Optimizing Content Migrations With Edge Compute

The more I learn about edge computing, the more I look for compelling use cases that developers can relate to. Today, I have one: edge redirects.

Background

Imagine you manage a website with a lot of content. I’m talking, like hundreds of thousands of articles. One day, you decide it’s time to change the domain name.

By this time, you may have amassed a million links back to your old domain. In order to prevent those links from breaking, you’ll want to set up a redirect server to handle the traffic going to the old domain, and redirect it to the new domain.

If your old server is using NGINX, you can add some configuration that looks like this:

server {
    listen 80;
    listen 443 ssl;
    server_name www.old-name.com;
    return 301 $scheme://www.new-name.com$request_uri;
}

This little snippet takes any request coming to the old URL and passes it along to a new URL. This has worked well enough for a long time, but what if I told you we could make it even better by using edge compute instead?

The Latency Issue

Imagine your servers live somewhere in North America. If a user in Asia goes to your old URL, their request has to travel all the way to North America just to be told “sorry, your princess is in another castle” (aka, the redirect instructions). That redirect response goes all the way back across the Pacific with the new location. Upon arrival, their browser now sends another request back to North America to get the real-real content, and finally the user gets to their original target, an amazing article on HTML forms ;D

Here’s a little diagram I made all by myself to help visualize.

Flow diagram with a long arrow going from a user to the first server, then back to the user, then to the second server, and finally back to the user.
The user requests the old URL, the old server responds with redirect instructions to the new URL, the browser redirects the request to the new URL, and the response is finally sent to the user.

In case I haven’t made it painfully obvious by now, one big issue with this redirect chain is that the user has to wait for two round-trip flights half way across the world.

This additional time spent getting the redirect instructions can actually be greatly reduced with edge functions.

Edge functions are serverless functions that are deployed all over the world. Akamai, for example, has over 250,000 locations.

By setting up an edge function to handle the old URL, a user’s initial request only needs to travel as far as the nearest edge server to get the redirect instructions.

Let’s compare this with the same example above, but this time using edge compute.

A user in Asia goes to your old URL, their request only has to travel to the nearest edge server location (very possibly in their same city). The princess is still in a different castle (aka, the redirect instructions) but at least they were told right away. Once the browser sees the redirect instructions, everything plays out the same as above with the exception that now the user didn’t have to wait quite so long to read that amazing article (Seriously, I spent a ton of time on it. Please check it out).

Once again, here is my cool visualization.

^^^^

PROBLEM REQUIREMENTS: Copy the edge redirect article from "Flow diagram with" down to "across the world.", updating "round-trip flights" to "round trips" throughout that passage. The records have no connection to the edge redirect article.

^^^^

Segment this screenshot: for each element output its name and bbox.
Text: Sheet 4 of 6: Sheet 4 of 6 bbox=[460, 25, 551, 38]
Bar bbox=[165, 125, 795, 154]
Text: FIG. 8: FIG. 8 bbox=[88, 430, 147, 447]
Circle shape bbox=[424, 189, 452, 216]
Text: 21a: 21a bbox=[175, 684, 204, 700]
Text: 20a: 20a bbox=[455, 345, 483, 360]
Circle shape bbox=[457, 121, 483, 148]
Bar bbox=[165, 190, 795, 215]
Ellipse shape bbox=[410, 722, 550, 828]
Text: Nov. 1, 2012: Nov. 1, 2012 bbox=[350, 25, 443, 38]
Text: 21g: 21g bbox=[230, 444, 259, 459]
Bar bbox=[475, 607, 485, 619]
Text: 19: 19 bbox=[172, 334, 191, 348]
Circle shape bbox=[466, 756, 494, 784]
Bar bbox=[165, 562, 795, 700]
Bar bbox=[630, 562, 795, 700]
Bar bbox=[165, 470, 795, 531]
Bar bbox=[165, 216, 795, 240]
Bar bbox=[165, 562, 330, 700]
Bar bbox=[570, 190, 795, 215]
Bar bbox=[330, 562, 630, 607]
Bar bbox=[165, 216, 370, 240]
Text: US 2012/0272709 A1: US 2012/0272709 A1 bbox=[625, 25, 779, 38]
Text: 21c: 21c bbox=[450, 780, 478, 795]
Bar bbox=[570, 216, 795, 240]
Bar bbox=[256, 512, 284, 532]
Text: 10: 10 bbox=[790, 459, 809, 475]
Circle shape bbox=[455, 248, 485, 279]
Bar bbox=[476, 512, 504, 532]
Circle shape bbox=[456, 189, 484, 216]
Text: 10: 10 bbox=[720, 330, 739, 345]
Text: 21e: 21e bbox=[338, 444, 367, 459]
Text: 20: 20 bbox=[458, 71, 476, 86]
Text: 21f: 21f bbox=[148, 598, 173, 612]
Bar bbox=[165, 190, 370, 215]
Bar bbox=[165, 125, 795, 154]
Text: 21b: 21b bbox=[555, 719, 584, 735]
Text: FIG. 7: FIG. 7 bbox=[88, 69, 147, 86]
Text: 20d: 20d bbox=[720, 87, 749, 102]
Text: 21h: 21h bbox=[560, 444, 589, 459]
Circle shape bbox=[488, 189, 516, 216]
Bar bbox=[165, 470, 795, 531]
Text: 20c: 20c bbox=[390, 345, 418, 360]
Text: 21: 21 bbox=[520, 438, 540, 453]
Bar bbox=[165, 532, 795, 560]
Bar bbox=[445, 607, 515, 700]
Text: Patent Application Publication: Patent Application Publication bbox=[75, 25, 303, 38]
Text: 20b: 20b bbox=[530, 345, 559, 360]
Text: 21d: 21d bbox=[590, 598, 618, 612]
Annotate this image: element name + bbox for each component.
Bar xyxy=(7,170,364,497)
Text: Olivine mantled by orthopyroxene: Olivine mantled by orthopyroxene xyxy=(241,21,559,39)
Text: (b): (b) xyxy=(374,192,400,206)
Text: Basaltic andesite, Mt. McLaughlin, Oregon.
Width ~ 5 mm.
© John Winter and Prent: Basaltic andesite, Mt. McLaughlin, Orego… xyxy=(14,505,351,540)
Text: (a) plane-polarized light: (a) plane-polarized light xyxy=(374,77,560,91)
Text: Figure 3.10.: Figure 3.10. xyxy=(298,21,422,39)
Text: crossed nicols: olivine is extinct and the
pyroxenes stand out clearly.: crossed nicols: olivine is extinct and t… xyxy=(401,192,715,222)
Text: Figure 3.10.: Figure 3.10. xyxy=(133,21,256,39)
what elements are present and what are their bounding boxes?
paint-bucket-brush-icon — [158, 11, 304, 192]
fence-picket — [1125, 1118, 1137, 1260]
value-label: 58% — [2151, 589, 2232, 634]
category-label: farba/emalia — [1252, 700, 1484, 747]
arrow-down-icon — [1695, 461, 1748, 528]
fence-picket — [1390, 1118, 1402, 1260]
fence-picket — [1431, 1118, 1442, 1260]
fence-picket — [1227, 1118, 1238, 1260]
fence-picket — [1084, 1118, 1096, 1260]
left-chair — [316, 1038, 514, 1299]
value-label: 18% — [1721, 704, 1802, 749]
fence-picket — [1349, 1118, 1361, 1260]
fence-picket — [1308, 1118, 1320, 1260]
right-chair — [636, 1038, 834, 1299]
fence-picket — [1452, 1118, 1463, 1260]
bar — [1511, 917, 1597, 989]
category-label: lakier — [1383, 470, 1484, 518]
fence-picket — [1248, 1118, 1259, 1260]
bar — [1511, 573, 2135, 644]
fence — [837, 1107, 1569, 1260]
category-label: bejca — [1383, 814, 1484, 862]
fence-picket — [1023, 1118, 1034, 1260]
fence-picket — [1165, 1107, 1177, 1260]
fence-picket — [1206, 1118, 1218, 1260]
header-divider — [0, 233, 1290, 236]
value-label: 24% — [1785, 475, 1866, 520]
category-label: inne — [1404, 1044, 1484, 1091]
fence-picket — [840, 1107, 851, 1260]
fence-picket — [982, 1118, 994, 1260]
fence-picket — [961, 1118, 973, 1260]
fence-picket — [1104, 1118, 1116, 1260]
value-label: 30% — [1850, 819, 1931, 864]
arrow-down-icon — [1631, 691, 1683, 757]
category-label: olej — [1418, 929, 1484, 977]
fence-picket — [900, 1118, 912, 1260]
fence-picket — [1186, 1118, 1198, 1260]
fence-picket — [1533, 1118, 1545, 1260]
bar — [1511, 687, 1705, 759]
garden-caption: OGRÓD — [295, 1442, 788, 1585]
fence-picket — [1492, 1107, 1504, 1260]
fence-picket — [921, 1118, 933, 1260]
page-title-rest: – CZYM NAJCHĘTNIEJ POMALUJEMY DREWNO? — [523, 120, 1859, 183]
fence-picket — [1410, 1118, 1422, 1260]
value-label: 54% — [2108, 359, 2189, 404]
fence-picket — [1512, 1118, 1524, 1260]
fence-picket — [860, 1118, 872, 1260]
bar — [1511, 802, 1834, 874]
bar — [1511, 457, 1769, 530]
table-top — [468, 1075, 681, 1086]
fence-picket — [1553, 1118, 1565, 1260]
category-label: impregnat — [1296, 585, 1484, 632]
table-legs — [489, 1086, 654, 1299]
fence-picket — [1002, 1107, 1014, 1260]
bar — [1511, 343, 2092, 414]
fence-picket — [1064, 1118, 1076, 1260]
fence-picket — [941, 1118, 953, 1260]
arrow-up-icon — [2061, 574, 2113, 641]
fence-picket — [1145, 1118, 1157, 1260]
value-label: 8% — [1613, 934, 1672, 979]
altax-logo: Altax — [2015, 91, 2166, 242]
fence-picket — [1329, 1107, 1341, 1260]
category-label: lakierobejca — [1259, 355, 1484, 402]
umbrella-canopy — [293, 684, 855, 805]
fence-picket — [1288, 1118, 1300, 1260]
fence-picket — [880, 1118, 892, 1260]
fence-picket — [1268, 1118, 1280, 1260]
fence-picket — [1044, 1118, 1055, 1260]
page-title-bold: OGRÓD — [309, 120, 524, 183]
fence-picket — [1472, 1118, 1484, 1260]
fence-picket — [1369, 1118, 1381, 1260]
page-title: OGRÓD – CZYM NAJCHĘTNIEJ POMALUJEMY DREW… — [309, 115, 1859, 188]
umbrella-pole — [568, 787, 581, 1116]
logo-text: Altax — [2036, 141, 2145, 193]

^^^^

TASK RESPONSE:
Flow diagram with a long arrow going from a user to the first server, then back to the user, then to the second server, and finally back to the user.
The user requests the old URL, the old server responds with redirect instructions to the new URL, the browser redirects the request to the new URL, and the response is finally sent to the user.

In case I haven’t made it painfully obvious by now, one big issue with this redirect chain is that the user has to wait for two round trips half way across the world.